[Records from a collection of figures]

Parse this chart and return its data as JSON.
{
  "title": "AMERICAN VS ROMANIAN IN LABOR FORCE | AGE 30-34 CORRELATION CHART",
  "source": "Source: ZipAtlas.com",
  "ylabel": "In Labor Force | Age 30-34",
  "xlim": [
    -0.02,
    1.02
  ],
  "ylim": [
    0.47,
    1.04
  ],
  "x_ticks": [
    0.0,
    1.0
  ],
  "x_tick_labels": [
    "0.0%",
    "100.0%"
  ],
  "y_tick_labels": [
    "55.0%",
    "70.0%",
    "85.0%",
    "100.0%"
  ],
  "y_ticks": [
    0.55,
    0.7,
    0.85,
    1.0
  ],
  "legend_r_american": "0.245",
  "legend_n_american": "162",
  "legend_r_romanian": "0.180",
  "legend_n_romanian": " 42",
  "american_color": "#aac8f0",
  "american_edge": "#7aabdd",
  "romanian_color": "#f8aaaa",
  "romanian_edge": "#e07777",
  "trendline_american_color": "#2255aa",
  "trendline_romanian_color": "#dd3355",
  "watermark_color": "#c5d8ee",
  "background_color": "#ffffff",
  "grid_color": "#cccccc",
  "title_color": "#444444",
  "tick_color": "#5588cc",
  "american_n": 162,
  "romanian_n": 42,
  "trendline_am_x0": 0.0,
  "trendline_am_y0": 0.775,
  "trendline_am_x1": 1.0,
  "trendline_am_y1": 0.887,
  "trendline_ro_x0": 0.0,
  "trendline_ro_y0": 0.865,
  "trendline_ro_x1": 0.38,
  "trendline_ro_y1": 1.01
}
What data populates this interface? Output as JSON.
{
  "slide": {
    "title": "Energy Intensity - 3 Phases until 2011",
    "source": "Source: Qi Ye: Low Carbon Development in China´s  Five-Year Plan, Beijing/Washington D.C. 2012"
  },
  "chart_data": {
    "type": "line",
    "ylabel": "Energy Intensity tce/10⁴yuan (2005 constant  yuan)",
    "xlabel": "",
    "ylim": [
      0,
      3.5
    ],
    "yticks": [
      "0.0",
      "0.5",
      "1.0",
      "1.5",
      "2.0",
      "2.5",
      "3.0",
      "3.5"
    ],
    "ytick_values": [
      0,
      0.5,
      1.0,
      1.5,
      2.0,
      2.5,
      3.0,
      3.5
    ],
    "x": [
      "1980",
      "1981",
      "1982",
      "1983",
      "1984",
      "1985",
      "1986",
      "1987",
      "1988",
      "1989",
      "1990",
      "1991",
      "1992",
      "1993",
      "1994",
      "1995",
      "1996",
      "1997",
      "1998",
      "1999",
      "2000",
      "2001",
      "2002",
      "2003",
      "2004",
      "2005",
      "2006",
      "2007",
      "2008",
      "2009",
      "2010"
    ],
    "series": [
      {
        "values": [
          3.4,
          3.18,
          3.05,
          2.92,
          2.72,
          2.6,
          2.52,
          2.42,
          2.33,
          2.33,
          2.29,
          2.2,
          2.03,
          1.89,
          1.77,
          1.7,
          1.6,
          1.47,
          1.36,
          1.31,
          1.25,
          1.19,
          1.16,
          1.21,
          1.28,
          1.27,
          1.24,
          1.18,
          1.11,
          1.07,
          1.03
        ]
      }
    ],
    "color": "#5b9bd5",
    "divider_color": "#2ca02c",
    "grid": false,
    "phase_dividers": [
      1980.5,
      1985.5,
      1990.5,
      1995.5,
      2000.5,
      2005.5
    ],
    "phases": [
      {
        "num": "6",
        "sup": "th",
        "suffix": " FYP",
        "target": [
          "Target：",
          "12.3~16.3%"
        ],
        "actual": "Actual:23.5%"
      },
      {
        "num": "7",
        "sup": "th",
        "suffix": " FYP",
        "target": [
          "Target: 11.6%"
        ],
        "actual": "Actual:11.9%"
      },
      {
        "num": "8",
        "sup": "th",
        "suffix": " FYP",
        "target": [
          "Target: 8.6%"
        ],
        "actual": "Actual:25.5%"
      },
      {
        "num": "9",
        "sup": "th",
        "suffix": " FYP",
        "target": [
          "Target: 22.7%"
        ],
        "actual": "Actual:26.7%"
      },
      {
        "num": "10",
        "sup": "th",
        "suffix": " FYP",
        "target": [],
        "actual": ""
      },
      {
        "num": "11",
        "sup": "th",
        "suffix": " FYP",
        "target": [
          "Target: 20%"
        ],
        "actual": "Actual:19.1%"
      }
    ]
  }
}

→ **EXERCISE REQUIREMENTS**
Collect every line with the string "source" from the records, and copy each.

→ **ANSWER TO THE EXERCISE**
  "source": "Source: ZipAtlas.com",
    "source": "Source: Qi Ye: Low Carbon Development in China´s  Five-Year Plan, Beijing/Washington D.C. 2012"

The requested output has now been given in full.